- [YOUR INSTRUCTIONS]
Copy each line that has the string "this" somewhere in it.
--- START RECORDS PROVIDED ---
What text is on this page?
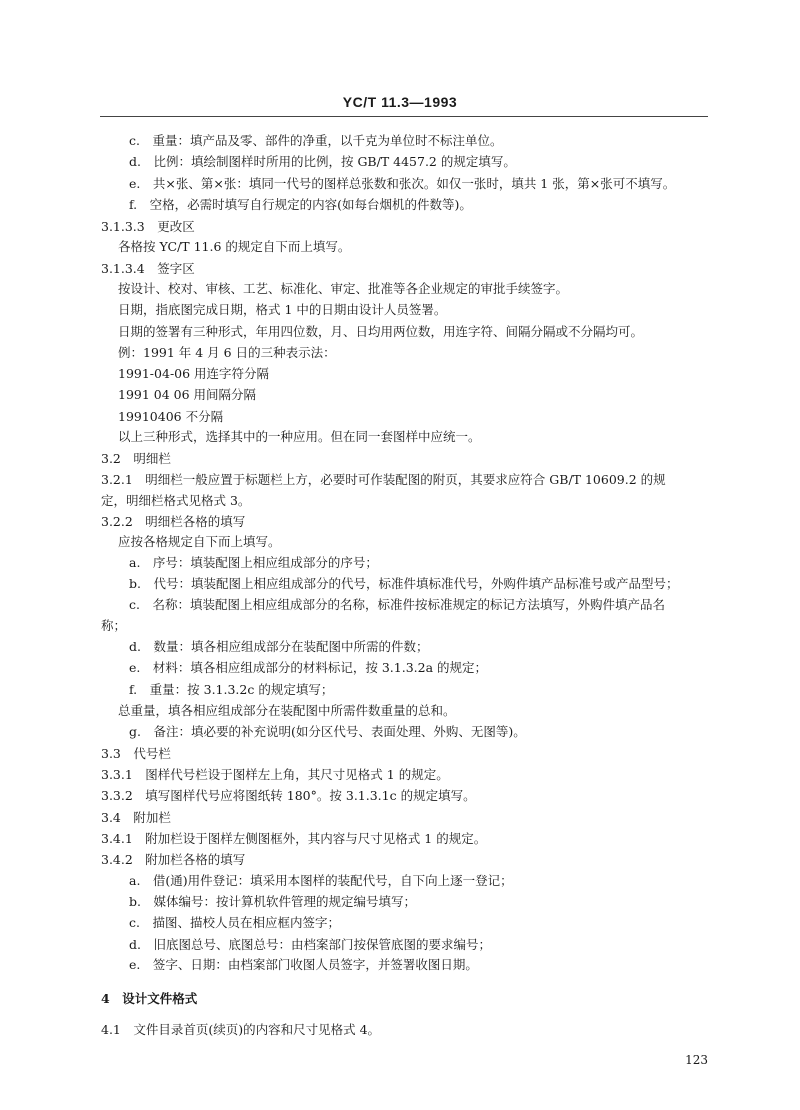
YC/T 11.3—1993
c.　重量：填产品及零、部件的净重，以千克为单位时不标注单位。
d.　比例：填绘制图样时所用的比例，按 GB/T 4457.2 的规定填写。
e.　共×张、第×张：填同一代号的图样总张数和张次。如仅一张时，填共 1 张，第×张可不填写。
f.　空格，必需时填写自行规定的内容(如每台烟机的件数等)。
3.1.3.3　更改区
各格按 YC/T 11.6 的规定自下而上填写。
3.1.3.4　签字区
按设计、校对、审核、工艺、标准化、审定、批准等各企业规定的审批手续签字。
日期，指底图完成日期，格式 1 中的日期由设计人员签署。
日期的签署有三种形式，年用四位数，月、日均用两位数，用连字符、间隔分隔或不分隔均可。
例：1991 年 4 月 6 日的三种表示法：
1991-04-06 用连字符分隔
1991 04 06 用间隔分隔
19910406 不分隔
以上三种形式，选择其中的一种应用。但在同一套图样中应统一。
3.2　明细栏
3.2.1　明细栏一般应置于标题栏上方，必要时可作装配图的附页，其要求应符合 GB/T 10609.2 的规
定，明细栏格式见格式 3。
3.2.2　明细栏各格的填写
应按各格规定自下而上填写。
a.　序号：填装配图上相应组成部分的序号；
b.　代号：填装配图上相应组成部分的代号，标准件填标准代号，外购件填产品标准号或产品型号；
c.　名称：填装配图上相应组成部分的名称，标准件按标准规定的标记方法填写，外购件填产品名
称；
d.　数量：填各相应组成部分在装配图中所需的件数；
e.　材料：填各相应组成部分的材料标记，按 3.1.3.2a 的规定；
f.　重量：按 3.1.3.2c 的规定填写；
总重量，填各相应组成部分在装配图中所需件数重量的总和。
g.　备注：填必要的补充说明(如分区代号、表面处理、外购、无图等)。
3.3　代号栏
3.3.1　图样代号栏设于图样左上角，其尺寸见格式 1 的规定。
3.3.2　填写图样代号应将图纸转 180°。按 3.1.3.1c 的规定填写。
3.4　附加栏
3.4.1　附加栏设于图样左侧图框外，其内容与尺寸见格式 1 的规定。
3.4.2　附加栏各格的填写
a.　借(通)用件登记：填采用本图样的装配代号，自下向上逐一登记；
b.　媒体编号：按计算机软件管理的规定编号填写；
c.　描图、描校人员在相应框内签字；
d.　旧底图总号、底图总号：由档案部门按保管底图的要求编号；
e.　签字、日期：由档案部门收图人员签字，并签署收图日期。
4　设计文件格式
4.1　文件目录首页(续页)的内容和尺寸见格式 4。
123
--- END RECORDS PROVIDED ---
--- START RECORDS PROVIDED ---
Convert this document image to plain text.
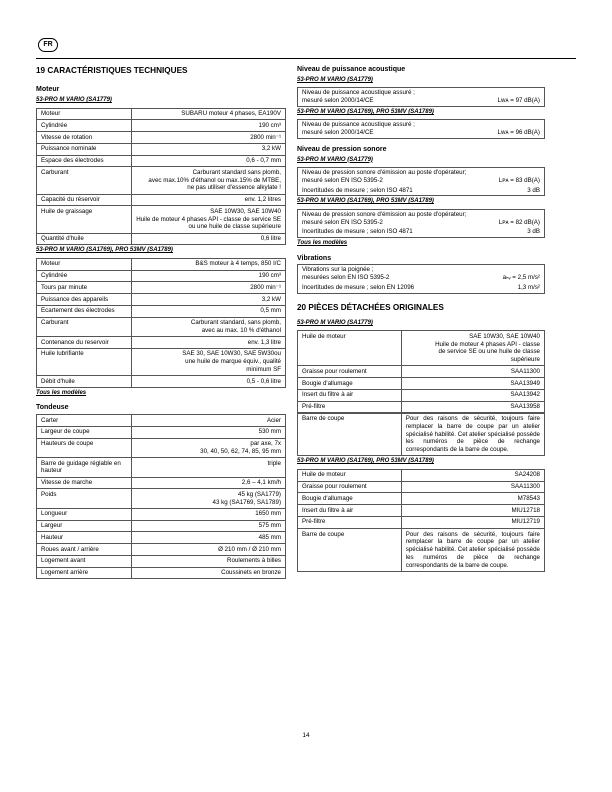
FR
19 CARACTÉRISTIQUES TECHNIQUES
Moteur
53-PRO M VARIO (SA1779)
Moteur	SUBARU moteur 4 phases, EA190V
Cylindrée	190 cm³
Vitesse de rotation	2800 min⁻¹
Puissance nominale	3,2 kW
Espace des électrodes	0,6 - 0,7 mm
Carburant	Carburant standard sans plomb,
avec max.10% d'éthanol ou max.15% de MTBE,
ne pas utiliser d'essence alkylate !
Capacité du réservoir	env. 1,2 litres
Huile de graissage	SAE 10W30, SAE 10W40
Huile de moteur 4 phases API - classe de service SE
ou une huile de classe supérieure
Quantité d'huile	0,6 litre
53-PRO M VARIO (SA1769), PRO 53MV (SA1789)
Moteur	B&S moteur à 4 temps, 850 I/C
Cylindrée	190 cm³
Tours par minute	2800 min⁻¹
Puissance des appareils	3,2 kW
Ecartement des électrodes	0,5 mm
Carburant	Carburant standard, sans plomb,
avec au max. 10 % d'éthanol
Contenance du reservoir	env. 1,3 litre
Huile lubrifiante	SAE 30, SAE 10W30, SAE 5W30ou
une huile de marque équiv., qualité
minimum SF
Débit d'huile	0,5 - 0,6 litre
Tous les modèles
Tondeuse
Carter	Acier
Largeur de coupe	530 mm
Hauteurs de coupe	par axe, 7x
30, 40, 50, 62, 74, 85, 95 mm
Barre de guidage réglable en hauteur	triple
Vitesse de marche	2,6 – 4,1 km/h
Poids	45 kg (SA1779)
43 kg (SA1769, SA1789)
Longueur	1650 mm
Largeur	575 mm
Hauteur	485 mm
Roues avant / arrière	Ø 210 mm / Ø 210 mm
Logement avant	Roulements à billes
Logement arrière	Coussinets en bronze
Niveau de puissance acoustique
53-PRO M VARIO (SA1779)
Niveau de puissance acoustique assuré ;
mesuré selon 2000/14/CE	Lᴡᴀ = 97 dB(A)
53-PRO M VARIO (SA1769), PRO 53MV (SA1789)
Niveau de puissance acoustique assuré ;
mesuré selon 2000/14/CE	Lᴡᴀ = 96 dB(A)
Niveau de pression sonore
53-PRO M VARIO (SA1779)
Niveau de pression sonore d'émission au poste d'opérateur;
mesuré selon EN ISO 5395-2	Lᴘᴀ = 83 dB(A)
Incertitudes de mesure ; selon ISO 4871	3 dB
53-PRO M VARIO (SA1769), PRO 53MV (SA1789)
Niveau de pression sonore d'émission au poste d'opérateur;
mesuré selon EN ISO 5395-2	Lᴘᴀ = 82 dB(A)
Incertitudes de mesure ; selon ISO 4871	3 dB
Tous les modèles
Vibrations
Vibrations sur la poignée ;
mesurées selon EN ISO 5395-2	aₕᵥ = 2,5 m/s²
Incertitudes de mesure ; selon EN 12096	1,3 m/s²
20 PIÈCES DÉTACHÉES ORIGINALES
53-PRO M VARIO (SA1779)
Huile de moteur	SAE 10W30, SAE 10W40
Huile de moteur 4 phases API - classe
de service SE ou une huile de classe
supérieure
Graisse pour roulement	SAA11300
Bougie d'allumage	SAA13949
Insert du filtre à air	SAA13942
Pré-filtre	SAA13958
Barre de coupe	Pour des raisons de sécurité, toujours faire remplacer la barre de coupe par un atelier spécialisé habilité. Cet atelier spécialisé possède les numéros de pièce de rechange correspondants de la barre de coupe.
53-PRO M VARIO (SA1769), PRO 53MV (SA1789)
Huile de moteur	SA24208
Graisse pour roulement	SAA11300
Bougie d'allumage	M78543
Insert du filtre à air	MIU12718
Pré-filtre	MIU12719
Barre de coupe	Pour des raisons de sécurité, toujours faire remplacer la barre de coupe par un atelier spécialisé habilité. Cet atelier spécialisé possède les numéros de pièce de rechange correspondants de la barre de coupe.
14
--- END RECORDS PROVIDED ---
--- START RECORDS PROVIDED ---
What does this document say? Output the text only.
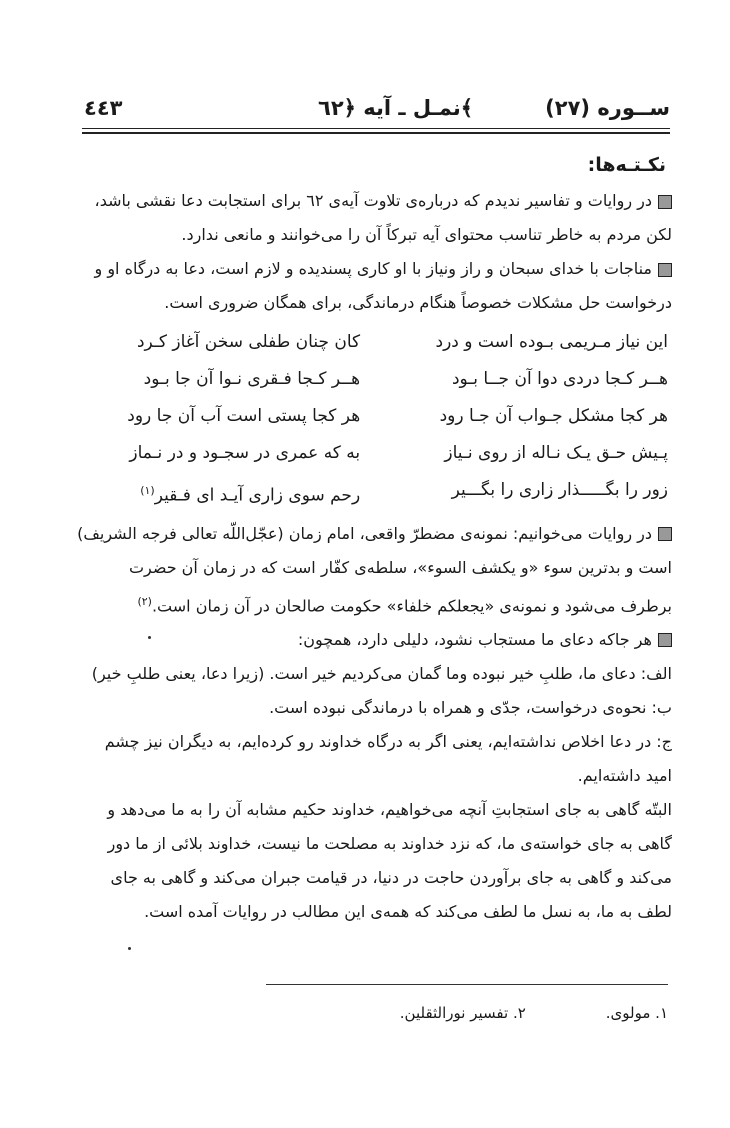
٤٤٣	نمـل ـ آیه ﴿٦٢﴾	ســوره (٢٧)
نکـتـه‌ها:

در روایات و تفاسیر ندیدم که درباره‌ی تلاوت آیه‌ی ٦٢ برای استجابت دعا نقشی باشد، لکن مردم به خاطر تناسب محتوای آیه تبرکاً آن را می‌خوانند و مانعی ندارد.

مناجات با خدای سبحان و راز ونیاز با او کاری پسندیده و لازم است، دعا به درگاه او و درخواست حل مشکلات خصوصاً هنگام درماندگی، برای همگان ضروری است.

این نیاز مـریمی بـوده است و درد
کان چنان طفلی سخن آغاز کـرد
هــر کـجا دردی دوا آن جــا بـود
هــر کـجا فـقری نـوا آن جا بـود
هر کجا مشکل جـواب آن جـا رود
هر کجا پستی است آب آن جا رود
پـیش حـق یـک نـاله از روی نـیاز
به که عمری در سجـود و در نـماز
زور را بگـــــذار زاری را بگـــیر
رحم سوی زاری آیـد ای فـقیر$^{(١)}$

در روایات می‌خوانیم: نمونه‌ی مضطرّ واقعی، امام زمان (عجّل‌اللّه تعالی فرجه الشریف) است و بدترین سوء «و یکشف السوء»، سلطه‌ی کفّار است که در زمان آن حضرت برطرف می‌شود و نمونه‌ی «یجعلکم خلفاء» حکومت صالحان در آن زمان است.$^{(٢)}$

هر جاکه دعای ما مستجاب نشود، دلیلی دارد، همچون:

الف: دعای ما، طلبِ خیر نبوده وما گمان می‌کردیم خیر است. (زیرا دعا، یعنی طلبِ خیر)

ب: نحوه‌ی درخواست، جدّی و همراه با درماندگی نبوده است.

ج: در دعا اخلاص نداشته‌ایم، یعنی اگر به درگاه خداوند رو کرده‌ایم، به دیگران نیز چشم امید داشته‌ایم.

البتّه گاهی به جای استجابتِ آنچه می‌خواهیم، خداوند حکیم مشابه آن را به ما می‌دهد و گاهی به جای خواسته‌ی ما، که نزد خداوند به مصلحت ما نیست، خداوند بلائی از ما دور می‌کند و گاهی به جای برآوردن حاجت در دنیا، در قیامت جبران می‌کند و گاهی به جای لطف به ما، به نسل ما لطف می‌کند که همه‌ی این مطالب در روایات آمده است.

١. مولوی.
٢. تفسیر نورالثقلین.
--- END RECORDS PROVIDED ---
- [CORRECT RESPONSE]
What text is on this page?
Convert this document image to plain text.
What does this document say? Output the text only.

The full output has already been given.